What you will do
Below are records; state how many of their lines hold the word "قوله", and give only the figure.
-- Record excerpts start --
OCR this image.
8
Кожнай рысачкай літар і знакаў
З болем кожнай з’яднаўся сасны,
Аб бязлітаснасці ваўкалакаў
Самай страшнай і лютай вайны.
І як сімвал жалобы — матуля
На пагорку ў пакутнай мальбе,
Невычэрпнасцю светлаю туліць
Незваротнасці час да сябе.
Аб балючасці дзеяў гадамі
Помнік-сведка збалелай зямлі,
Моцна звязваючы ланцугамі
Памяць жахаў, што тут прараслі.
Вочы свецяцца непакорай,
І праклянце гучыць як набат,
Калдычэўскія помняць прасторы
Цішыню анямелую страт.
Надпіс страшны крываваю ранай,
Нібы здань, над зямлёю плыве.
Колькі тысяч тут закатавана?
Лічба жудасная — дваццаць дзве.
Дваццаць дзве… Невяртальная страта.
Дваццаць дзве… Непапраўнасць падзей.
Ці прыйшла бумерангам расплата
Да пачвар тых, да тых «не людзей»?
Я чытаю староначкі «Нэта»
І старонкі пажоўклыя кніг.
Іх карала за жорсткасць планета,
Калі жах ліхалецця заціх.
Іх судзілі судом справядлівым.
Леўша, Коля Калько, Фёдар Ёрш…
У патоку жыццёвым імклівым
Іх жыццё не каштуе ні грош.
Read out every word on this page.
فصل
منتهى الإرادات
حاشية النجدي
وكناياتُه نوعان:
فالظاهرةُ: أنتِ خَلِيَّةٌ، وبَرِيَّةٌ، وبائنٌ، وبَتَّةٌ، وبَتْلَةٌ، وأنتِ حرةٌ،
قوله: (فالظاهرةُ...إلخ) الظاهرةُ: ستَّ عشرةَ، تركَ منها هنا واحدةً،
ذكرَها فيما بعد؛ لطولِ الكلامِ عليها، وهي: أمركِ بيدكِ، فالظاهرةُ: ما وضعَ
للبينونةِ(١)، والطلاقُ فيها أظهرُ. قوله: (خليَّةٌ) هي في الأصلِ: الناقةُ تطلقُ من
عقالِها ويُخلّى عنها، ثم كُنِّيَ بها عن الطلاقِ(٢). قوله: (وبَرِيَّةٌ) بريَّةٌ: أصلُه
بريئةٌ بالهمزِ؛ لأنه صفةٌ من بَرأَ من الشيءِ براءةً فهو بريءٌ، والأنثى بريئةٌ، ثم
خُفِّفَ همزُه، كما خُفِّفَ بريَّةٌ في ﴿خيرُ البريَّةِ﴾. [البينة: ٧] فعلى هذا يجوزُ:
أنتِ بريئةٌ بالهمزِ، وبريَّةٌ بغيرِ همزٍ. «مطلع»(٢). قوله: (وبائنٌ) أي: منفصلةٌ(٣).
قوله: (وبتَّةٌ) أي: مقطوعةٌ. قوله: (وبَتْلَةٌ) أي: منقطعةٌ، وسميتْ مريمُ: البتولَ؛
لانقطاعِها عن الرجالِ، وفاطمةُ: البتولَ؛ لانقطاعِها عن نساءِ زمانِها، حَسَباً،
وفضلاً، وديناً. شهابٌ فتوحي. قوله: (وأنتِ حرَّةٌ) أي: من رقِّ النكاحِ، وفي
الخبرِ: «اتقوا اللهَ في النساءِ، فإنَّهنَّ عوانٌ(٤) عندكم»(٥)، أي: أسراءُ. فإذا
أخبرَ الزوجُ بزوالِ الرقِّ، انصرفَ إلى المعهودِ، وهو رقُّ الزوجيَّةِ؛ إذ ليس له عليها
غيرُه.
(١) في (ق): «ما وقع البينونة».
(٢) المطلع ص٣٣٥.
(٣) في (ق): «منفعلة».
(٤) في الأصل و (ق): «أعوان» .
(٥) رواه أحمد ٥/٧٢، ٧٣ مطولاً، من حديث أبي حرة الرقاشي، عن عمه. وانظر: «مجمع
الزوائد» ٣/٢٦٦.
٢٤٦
-- Record excerpts end --
Exercise output
6